Data ▸
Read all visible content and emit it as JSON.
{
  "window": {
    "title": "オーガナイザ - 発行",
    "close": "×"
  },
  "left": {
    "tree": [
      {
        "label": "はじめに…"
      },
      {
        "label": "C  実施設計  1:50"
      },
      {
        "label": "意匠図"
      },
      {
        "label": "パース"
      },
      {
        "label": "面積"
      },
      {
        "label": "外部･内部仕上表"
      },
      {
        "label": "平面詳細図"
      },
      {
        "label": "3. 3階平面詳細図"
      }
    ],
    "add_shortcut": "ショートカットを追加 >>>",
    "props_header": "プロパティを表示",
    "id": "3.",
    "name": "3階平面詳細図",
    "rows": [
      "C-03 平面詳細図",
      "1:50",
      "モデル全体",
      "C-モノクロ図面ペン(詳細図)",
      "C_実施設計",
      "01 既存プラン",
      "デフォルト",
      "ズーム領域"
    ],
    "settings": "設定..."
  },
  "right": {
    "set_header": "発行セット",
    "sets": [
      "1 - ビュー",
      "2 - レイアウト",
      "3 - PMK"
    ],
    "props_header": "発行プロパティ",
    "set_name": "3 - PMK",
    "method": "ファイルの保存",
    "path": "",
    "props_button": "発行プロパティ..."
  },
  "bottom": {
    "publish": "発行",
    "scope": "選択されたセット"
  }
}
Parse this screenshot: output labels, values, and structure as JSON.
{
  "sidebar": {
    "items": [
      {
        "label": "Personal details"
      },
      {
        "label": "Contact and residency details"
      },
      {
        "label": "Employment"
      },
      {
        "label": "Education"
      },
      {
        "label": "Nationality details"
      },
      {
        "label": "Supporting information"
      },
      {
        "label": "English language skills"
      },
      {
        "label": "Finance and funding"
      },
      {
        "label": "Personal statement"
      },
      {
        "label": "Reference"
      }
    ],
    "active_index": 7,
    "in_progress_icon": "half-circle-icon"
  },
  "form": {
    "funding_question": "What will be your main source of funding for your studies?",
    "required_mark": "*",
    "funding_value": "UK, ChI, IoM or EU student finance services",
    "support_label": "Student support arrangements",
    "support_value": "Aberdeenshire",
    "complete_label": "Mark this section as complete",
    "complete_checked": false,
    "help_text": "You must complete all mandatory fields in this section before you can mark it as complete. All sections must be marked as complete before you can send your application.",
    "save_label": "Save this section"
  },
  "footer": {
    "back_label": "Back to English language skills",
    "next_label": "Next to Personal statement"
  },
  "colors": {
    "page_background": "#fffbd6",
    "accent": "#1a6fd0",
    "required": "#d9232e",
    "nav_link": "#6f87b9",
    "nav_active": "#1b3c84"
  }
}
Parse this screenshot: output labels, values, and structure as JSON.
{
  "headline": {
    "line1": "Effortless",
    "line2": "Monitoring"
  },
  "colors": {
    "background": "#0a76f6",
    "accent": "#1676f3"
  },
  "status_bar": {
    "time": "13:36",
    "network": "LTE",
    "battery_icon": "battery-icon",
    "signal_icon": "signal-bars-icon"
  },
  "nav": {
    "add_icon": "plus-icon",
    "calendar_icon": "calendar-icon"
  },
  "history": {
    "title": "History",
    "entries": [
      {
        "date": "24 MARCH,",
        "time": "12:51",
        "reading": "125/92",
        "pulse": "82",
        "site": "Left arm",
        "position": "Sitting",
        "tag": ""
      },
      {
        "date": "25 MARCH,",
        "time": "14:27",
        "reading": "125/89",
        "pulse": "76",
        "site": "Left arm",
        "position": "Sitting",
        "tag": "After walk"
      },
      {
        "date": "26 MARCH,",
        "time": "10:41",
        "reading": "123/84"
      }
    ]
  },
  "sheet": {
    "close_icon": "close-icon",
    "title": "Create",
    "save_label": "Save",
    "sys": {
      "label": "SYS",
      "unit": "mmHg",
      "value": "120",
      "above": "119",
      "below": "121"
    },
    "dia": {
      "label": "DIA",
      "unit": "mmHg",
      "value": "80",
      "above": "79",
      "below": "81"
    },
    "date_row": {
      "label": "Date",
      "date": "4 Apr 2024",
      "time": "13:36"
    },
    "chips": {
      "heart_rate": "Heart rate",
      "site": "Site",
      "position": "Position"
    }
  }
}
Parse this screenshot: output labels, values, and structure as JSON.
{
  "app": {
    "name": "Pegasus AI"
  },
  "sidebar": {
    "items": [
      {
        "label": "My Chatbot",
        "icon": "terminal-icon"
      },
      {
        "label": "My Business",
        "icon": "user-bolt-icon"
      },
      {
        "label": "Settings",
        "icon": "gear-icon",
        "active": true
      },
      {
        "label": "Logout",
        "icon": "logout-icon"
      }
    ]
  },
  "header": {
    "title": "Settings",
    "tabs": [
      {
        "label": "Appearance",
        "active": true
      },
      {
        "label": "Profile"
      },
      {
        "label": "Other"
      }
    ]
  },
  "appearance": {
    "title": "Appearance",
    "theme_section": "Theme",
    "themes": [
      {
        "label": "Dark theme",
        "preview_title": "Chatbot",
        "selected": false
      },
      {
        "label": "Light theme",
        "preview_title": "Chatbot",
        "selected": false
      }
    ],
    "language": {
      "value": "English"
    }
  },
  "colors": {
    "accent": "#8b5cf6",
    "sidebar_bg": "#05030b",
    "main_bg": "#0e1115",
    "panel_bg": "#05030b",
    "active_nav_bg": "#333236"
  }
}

Goal ▸ Search the preceding listing for "Personal" and extract every line where it is found.

Result of this task ▸
        "label": "Personal details"
        "label": "Personal statement"
    "next_label": "Next to Personal statement"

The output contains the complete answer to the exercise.